● To be done:
Reproduce the records exactly.

● Raw data:
_ _ _
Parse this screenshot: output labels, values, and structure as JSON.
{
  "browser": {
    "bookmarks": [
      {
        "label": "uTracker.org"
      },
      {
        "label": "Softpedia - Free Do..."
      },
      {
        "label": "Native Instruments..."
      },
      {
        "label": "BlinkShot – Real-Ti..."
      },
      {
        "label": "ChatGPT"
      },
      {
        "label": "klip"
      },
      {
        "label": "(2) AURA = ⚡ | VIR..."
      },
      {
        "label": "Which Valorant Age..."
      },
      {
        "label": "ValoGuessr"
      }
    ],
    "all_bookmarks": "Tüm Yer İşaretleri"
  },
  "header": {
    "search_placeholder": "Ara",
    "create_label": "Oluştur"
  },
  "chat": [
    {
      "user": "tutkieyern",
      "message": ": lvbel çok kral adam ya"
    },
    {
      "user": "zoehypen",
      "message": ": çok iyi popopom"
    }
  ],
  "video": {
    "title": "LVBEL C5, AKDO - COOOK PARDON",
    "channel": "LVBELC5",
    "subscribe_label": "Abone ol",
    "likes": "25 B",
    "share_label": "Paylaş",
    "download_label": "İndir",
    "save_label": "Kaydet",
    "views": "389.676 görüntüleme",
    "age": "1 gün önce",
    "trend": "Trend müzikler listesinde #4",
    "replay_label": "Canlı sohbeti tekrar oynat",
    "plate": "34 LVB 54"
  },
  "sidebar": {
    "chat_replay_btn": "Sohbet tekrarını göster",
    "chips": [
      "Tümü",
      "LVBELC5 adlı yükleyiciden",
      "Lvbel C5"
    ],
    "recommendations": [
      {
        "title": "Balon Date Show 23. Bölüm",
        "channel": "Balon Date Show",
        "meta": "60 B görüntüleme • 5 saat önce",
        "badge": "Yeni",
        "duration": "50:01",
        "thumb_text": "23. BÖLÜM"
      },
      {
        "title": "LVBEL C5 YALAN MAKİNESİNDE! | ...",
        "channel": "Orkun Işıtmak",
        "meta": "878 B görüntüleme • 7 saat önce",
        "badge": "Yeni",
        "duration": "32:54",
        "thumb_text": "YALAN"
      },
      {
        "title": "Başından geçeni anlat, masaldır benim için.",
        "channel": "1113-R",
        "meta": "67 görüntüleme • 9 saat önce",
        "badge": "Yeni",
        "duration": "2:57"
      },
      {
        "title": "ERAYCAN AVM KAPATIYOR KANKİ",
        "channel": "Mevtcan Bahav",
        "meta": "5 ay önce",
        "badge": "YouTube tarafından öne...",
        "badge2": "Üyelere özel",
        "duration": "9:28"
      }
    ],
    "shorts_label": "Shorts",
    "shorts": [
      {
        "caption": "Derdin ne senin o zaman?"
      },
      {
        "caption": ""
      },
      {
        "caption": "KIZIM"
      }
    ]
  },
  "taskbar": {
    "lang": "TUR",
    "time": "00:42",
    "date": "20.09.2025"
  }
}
_ _ _
● Reply:
Parse this screenshot: output labels, values, and structure as JSON.
{
  "browser": {
    "bookmarks": [
      {
        "label": "uTracker.org"
      },
      {
        "label": "Softpedia - Free Do..."
      },
      {
        "label": "Native Instruments..."
      },
      {
        "label": "BlinkShot – Real-Ti..."
      },
      {
        "label": "ChatGPT"
      },
      {
        "label": "klip"
      },
      {
        "label": "(2) AURA = ⚡ | VIR..."
      },
      {
        "label": "Which Valorant Age..."
      },
      {
        "label": "ValoGuessr"
      }
    ],
    "all_bookmarks": "Tüm Yer İşaretleri"
  },
  "header": {
    "search_placeholder": "Ara",
    "create_label": "Oluştur"
  },
  "chat": [
    {
      "user": "tutkieyern",
      "message": ": lvbel çok kral adam ya"
    },
    {
      "user": "zoehypen",
      "message": ": çok iyi popopom"
    }
  ],
  "video": {
    "title": "LVBEL C5, AKDO - COOOK PARDON",
    "channel": "LVBELC5",
    "subscribe_label": "Abone ol",
    "likes": "25 B",
    "share_label": "Paylaş",
    "download_label": "İndir",
    "save_label": "Kaydet",
    "views": "389.676 görüntüleme",
    "age": "1 gün önce",
    "trend": "Trend müzikler listesinde #4",
    "replay_label": "Canlı sohbeti tekrar oynat",
    "plate": "34 LVB 54"
  },
  "sidebar": {
    "chat_replay_btn": "Sohbet tekrarını göster",
    "chips": [
      "Tümü",
      "LVBELC5 adlı yükleyiciden",
      "Lvbel C5"
    ],
    "recommendations": [
      {
        "title": "Balon Date Show 23. Bölüm",
        "channel": "Balon Date Show",
        "meta": "60 B görüntüleme • 5 saat önce",
        "badge": "Yeni",
        "duration": "50:01",
        "thumb_text": "23. BÖLÜM"
      },
      {
        "title": "LVBEL C5 YALAN MAKİNESİNDE! | ...",
        "channel": "Orkun Işıtmak",
        "meta": "878 B görüntüleme • 7 saat önce",
        "badge": "Yeni",
        "duration": "32:54",
        "thumb_text": "YALAN"
      },
      {
        "title": "Başından geçeni anlat, masaldır benim için.",
        "channel": "1113-R",
        "meta": "67 görüntüleme • 9 saat önce",
        "badge": "Yeni",
        "duration": "2:57"
      },
      {
        "title": "ERAYCAN AVM KAPATIYOR KANKİ",
        "channel": "Mevtcan Bahav",
        "meta": "5 ay önce",
        "badge": "YouTube tarafından öne...",
        "badge2": "Üyelere özel",
        "duration": "9:28"
      }
    ],
    "shorts_label": "Shorts",
    "shorts": [
      {
        "caption": "Derdin ne senin o zaman?"
      },
      {
        "caption": ""
      },
      {
        "caption": "KIZIM"
      }
    ]
  },
  "taskbar": {
    "lang": "TUR",
    "time": "00:42",
    "date": "20.09.2025"
  }
}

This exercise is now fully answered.